What to work on:
Pictures should be excluded; otherwise, copy every entry exactly.

Records supplied:
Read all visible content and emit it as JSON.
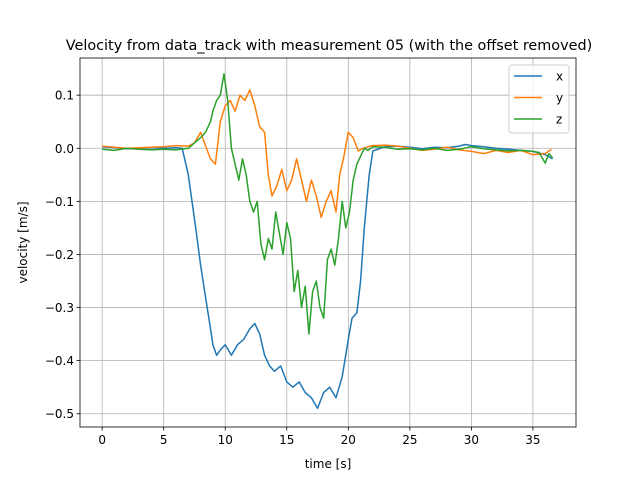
{
  "chart_data": {
    "type": "line",
    "title": "Velocity from data_track with measurement 05 (with the offset removed)",
    "xlabel": "time [s]",
    "ylabel": "velocity [m/s]",
    "xlim": [
      -1.8,
      38.5
    ],
    "ylim": [
      -0.525,
      0.17
    ],
    "xticks": [
      0,
      5,
      10,
      15,
      20,
      25,
      30,
      35
    ],
    "yticks": [
      0.1,
      0.0,
      -0.1,
      -0.2,
      -0.3,
      -0.4,
      -0.5
    ],
    "xtick_labels": [
      "0",
      "5",
      "10",
      "15",
      "20",
      "25",
      "30",
      "35"
    ],
    "ytick_labels": [
      "0.1",
      "0.0",
      "−0.1",
      "−0.2",
      "−0.3",
      "−0.4",
      "−0.5"
    ],
    "grid": true,
    "legend_position": "top-right",
    "series": [
      {
        "name": "x",
        "color": "#1f77b4",
        "x": [
          0,
          1,
          2,
          3,
          4,
          5,
          6,
          6.5,
          7,
          7.3,
          7.6,
          8,
          8.4,
          8.8,
          9.0,
          9.3,
          9.6,
          10,
          10.5,
          11,
          11.5,
          12,
          12.4,
          12.8,
          13.2,
          13.6,
          14,
          14.5,
          15,
          15.5,
          16,
          16.5,
          17,
          17.5,
          18,
          18.5,
          19,
          19.5,
          20,
          20.3,
          20.7,
          21,
          21.3,
          21.7,
          22,
          23,
          24,
          25,
          26,
          27,
          28,
          29,
          29.5,
          30,
          31,
          32,
          33,
          34,
          35,
          36,
          36.6
        ],
        "y": [
          0.003,
          0.001,
          -0.001,
          0.0,
          0.001,
          0.0,
          0.001,
          0.0,
          -0.05,
          -0.1,
          -0.15,
          -0.22,
          -0.28,
          -0.34,
          -0.37,
          -0.39,
          -0.38,
          -0.37,
          -0.39,
          -0.37,
          -0.36,
          -0.34,
          -0.33,
          -0.35,
          -0.39,
          -0.41,
          -0.42,
          -0.41,
          -0.44,
          -0.45,
          -0.44,
          -0.46,
          -0.47,
          -0.49,
          -0.46,
          -0.45,
          -0.47,
          -0.43,
          -0.36,
          -0.32,
          -0.31,
          -0.25,
          -0.15,
          -0.05,
          -0.005,
          0.003,
          0.004,
          0.002,
          -0.001,
          0.002,
          0.001,
          0.004,
          0.007,
          0.005,
          0.003,
          0.0,
          -0.002,
          -0.004,
          -0.006,
          -0.012,
          -0.02
        ]
      },
      {
        "name": "y",
        "color": "#ff7f0e",
        "x": [
          0,
          1,
          2,
          3,
          4,
          5,
          6,
          7,
          7.5,
          8,
          8.4,
          8.8,
          9.2,
          9.6,
          10,
          10.4,
          10.8,
          11.2,
          11.6,
          12,
          12.4,
          12.8,
          13.2,
          13.5,
          13.8,
          14.2,
          14.6,
          15,
          15.4,
          15.8,
          16.2,
          16.6,
          17,
          17.4,
          17.8,
          18.2,
          18.6,
          19,
          19.3,
          19.6,
          20,
          20.4,
          20.8,
          21.2,
          21.6,
          22,
          23,
          24,
          25,
          26,
          27,
          28,
          29,
          30,
          31,
          32,
          33,
          34,
          35,
          36,
          36.5
        ],
        "y": [
          0.004,
          0.002,
          0.0,
          0.001,
          0.002,
          0.003,
          0.005,
          0.004,
          0.01,
          0.03,
          0.005,
          -0.02,
          -0.03,
          0.05,
          0.08,
          0.09,
          0.07,
          0.1,
          0.09,
          0.11,
          0.08,
          0.04,
          0.03,
          -0.05,
          -0.09,
          -0.07,
          -0.04,
          -0.08,
          -0.06,
          -0.02,
          -0.06,
          -0.1,
          -0.06,
          -0.09,
          -0.13,
          -0.1,
          -0.08,
          -0.12,
          -0.05,
          -0.02,
          0.03,
          0.02,
          -0.005,
          0.0,
          0.003,
          0.005,
          0.006,
          0.004,
          0.0,
          -0.004,
          -0.002,
          0.002,
          -0.003,
          -0.006,
          -0.01,
          -0.004,
          -0.008,
          -0.004,
          -0.012,
          -0.01,
          -0.002
        ]
      },
      {
        "name": "z",
        "color": "#2ca02c",
        "x": [
          0,
          1,
          2,
          3,
          4,
          5,
          6,
          7,
          7.5,
          8,
          8.4,
          8.8,
          9.0,
          9.3,
          9.6,
          9.9,
          10.2,
          10.5,
          10.8,
          11.1,
          11.4,
          11.7,
          12,
          12.3,
          12.6,
          12.9,
          13.2,
          13.5,
          13.8,
          14.1,
          14.4,
          14.7,
          15,
          15.3,
          15.6,
          15.9,
          16.2,
          16.5,
          16.8,
          17.1,
          17.4,
          17.7,
          18,
          18.3,
          18.6,
          18.9,
          19.2,
          19.5,
          19.8,
          20.1,
          20.4,
          20.7,
          21,
          21.3,
          21.6,
          22,
          23,
          24,
          25,
          26,
          27,
          28,
          29,
          30,
          31,
          32,
          33,
          34,
          35,
          35.5,
          36,
          36.3,
          36.6
        ],
        "y": [
          -0.002,
          -0.004,
          0.0,
          -0.002,
          -0.003,
          -0.002,
          -0.003,
          0.0,
          0.01,
          0.02,
          0.03,
          0.05,
          0.07,
          0.09,
          0.1,
          0.14,
          0.09,
          0.0,
          -0.03,
          -0.06,
          -0.02,
          -0.05,
          -0.1,
          -0.12,
          -0.1,
          -0.18,
          -0.21,
          -0.17,
          -0.19,
          -0.12,
          -0.16,
          -0.2,
          -0.14,
          -0.17,
          -0.27,
          -0.23,
          -0.3,
          -0.26,
          -0.35,
          -0.27,
          -0.25,
          -0.3,
          -0.32,
          -0.21,
          -0.19,
          -0.22,
          -0.17,
          -0.1,
          -0.15,
          -0.12,
          -0.06,
          -0.03,
          -0.015,
          0.0,
          -0.004,
          0.003,
          0.002,
          -0.002,
          -0.001,
          -0.003,
          0.0,
          -0.004,
          -0.002,
          0.003,
          -0.001,
          -0.003,
          -0.005,
          -0.004,
          -0.006,
          -0.008,
          -0.028,
          -0.01,
          -0.018
        ]
      }
    ]
  }
}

Task output:
Read all visible content and emit it as JSON.
{
  "chart_data": {
    "type": "line",
    "title": "Velocity from data_track with measurement 05 (with the offset removed)",
    "xlabel": "time [s]",
    "ylabel": "velocity [m/s]",
    "xlim": [
      -1.8,
      38.5
    ],
    "ylim": [
      -0.525,
      0.17
    ],
    "xticks": [
      0,
      5,
      10,
      15,
      20,
      25,
      30,
      35
    ],
    "yticks": [
      0.1,
      0.0,
      -0.1,
      -0.2,
      -0.3,
      -0.4,
      -0.5
    ],
    "xtick_labels": [
      "0",
      "5",
      "10",
      "15",
      "20",
      "25",
      "30",
      "35"
    ],
    "ytick_labels": [
      "0.1",
      "0.0",
      "−0.1",
      "−0.2",
      "−0.3",
      "−0.4",
      "−0.5"
    ],
    "grid": true,
    "legend_position": "top-right",
    "series": [
      {
        "name": "x",
        "color": "#1f77b4",
        "x": [
          0,
          1,
          2,
          3,
          4,
          5,
          6,
          6.5,
          7,
          7.3,
          7.6,
          8,
          8.4,
          8.8,
          9.0,
          9.3,
          9.6,
          10,
          10.5,
          11,
          11.5,
          12,
          12.4,
          12.8,
          13.2,
          13.6,
          14,
          14.5,
          15,
          15.5,
          16,
          16.5,
          17,
          17.5,
          18,
          18.5,
          19,
          19.5,
          20,
          20.3,
          20.7,
          21,
          21.3,
          21.7,
          22,
          23,
          24,
          25,
          26,
          27,
          28,
          29,
          29.5,
          30,
          31,
          32,
          33,
          34,
          35,
          36,
          36.6
        ],
        "y": [
          0.003,
          0.001,
          -0.001,
          0.0,
          0.001,
          0.0,
          0.001,
          0.0,
          -0.05,
          -0.1,
          -0.15,
          -0.22,
          -0.28,
          -0.34,
          -0.37,
          -0.39,
          -0.38,
          -0.37,
          -0.39,
          -0.37,
          -0.36,
          -0.34,
          -0.33,
          -0.35,
          -0.39,
          -0.41,
          -0.42,
          -0.41,
          -0.44,
          -0.45,
          -0.44,
          -0.46,
          -0.47,
          -0.49,
          -0.46,
          -0.45,
          -0.47,
          -0.43,
          -0.36,
          -0.32,
          -0.31,
          -0.25,
          -0.15,
          -0.05,
          -0.005,
          0.003,
          0.004,
          0.002,
          -0.001,
          0.002,
          0.001,
          0.004,
          0.007,
          0.005,
          0.003,
          0.0,
          -0.002,
          -0.004,
          -0.006,
          -0.012,
          -0.02
        ]
      },
      {
        "name": "y",
        "color": "#ff7f0e",
        "x": [
          0,
          1,
          2,
          3,
          4,
          5,
          6,
          7,
          7.5,
          8,
          8.4,
          8.8,
          9.2,
          9.6,
          10,
          10.4,
          10.8,
          11.2,
          11.6,
          12,
          12.4,
          12.8,
          13.2,
          13.5,
          13.8,
          14.2,
          14.6,
          15,
          15.4,
          15.8,
          16.2,
          16.6,
          17,
          17.4,
          17.8,
          18.2,
          18.6,
          19,
          19.3,
          19.6,
          20,
          20.4,
          20.8,
          21.2,
          21.6,
          22,
          23,
          24,
          25,
          26,
          27,
          28,
          29,
          30,
          31,
          32,
          33,
          34,
          35,
          36,
          36.5
        ],
        "y": [
          0.004,
          0.002,
          0.0,
          0.001,
          0.002,
          0.003,
          0.005,
          0.004,
          0.01,
          0.03,
          0.005,
          -0.02,
          -0.03,
          0.05,
          0.08,
          0.09,
          0.07,
          0.1,
          0.09,
          0.11,
          0.08,
          0.04,
          0.03,
          -0.05,
          -0.09,
          -0.07,
          -0.04,
          -0.08,
          -0.06,
          -0.02,
          -0.06,
          -0.1,
          -0.06,
          -0.09,
          -0.13,
          -0.1,
          -0.08,
          -0.12,
          -0.05,
          -0.02,
          0.03,
          0.02,
          -0.005,
          0.0,
          0.003,
          0.005,
          0.006,
          0.004,
          0.0,
          -0.004,
          -0.002,
          0.002,
          -0.003,
          -0.006,
          -0.01,
          -0.004,
          -0.008,
          -0.004,
          -0.012,
          -0.01,
          -0.002
        ]
      },
      {
        "name": "z",
        "color": "#2ca02c",
        "x": [
          0,
          1,
          2,
          3,
          4,
          5,
          6,
          7,
          7.5,
          8,
          8.4,
          8.8,
          9.0,
          9.3,
          9.6,
          9.9,
          10.2,
          10.5,
          10.8,
          11.1,
          11.4,
          11.7,
          12,
          12.3,
          12.6,
          12.9,
          13.2,
          13.5,
          13.8,
          14.1,
          14.4,
          14.7,
          15,
          15.3,
          15.6,
          15.9,
          16.2,
          16.5,
          16.8,
          17.1,
          17.4,
          17.7,
          18,
          18.3,
          18.6,
          18.9,
          19.2,
          19.5,
          19.8,
          20.1,
          20.4,
          20.7,
          21,
          21.3,
          21.6,
          22,
          23,
          24,
          25,
          26,
          27,
          28,
          29,
          30,
          31,
          32,
          33,
          34,
          35,
          35.5,
          36,
          36.3,
          36.6
        ],
        "y": [
          -0.002,
          -0.004,
          0.0,
          -0.002,
          -0.003,
          -0.002,
          -0.003,
          0.0,
          0.01,
          0.02,
          0.03,
          0.05,
          0.07,
          0.09,
          0.1,
          0.14,
          0.09,
          0.0,
          -0.03,
          -0.06,
          -0.02,
          -0.05,
          -0.1,
          -0.12,
          -0.1,
          -0.18,
          -0.21,
          -0.17,
          -0.19,
          -0.12,
          -0.16,
          -0.2,
          -0.14,
          -0.17,
          -0.27,
          -0.23,
          -0.3,
          -0.26,
          -0.35,
          -0.27,
          -0.25,
          -0.3,
          -0.32,
          -0.21,
          -0.19,
          -0.22,
          -0.17,
          -0.1,
          -0.15,
          -0.12,
          -0.06,
          -0.03,
          -0.015,
          0.0,
          -0.004,
          0.003,
          0.002,
          -0.002,
          -0.001,
          -0.003,
          0.0,
          -0.004,
          -0.002,
          0.003,
          -0.001,
          -0.003,
          -0.005,
          -0.004,
          -0.006,
          -0.008,
          -0.028,
          -0.01,
          -0.018
        ]
      }
    ]
  }
}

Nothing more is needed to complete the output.